___ Entries supplied
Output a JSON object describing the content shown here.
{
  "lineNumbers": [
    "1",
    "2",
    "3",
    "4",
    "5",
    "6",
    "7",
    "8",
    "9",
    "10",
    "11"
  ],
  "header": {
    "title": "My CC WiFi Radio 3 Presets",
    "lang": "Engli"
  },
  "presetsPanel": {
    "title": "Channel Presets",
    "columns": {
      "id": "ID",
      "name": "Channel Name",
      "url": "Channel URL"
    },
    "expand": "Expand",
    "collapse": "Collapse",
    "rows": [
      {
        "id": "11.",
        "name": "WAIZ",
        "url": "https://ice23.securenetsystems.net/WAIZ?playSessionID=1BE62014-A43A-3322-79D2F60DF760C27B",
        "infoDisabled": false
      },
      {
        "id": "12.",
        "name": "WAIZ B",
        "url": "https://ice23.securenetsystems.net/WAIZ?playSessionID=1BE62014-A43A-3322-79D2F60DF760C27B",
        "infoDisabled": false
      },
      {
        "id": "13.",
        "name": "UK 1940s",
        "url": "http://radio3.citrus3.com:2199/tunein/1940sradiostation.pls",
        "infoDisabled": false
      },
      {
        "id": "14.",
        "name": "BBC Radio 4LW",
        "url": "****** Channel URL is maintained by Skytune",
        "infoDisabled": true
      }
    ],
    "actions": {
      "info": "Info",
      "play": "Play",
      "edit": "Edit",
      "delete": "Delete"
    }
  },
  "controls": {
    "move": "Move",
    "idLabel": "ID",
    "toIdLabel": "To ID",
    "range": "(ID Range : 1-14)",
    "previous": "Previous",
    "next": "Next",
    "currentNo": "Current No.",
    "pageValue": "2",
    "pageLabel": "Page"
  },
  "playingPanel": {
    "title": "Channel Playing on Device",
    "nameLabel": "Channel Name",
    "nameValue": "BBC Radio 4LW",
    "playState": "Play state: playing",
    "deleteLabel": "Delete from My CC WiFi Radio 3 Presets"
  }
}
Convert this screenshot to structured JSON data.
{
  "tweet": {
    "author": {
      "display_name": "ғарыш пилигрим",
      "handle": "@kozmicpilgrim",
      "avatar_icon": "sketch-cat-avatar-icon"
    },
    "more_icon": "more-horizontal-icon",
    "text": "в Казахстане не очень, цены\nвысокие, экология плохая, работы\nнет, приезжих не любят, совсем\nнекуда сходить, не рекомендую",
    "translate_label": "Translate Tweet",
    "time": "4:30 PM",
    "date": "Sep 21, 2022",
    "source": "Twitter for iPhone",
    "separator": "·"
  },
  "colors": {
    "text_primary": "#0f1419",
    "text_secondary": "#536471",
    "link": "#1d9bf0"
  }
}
______
• _Instruction_: All of the entries above should be written out again exactly.

• _Exercise response_:
Output a JSON object describing the content shown here.
{
  "lineNumbers": [
    "1",
    "2",
    "3",
    "4",
    "5",
    "6",
    "7",
    "8",
    "9",
    "10",
    "11"
  ],
  "header": {
    "title": "My CC WiFi Radio 3 Presets",
    "lang": "Engli"
  },
  "presetsPanel": {
    "title": "Channel Presets",
    "columns": {
      "id": "ID",
      "name": "Channel Name",
      "url": "Channel URL"
    },
    "expand": "Expand",
    "collapse": "Collapse",
    "rows": [
      {
        "id": "11.",
        "name": "WAIZ",
        "url": "https://ice23.securenetsystems.net/WAIZ?playSessionID=1BE62014-A43A-3322-79D2F60DF760C27B",
        "infoDisabled": false
      },
      {
        "id": "12.",
        "name": "WAIZ B",
        "url": "https://ice23.securenetsystems.net/WAIZ?playSessionID=1BE62014-A43A-3322-79D2F60DF760C27B",
        "infoDisabled": false
      },
      {
        "id": "13.",
        "name": "UK 1940s",
        "url": "http://radio3.citrus3.com:2199/tunein/1940sradiostation.pls",
        "infoDisabled": false
      },
      {
        "id": "14.",
        "name": "BBC Radio 4LW",
        "url": "****** Channel URL is maintained by Skytune",
        "infoDisabled": true
      }
    ],
    "actions": {
      "info": "Info",
      "play": "Play",
      "edit": "Edit",
      "delete": "Delete"
    }
  },
  "controls": {
    "move": "Move",
    "idLabel": "ID",
    "toIdLabel": "To ID",
    "range": "(ID Range : 1-14)",
    "previous": "Previous",
    "next": "Next",
    "currentNo": "Current No.",
    "pageValue": "2",
    "pageLabel": "Page"
  },
  "playingPanel": {
    "title": "Channel Playing on Device",
    "nameLabel": "Channel Name",
    "nameValue": "BBC Radio 4LW",
    "playState": "Play state: playing",
    "deleteLabel": "Delete from My CC WiFi Radio 3 Presets"
  }
}
Convert this screenshot to structured JSON data.
{
  "tweet": {
    "author": {
      "display_name": "ғарыш пилигрим",
      "handle": "@kozmicpilgrim",
      "avatar_icon": "sketch-cat-avatar-icon"
    },
    "more_icon": "more-horizontal-icon",
    "text": "в Казахстане не очень, цены\nвысокие, экология плохая, работы\nнет, приезжих не любят, совсем\nнекуда сходить, не рекомендую",
    "translate_label": "Translate Tweet",
    "time": "4:30 PM",
    "date": "Sep 21, 2022",
    "source": "Twitter for iPhone",
    "separator": "·"
  },
  "colors": {
    "text_primary": "#0f1419",
    "text_secondary": "#536471",
    "link": "#1d9bf0"
  }
}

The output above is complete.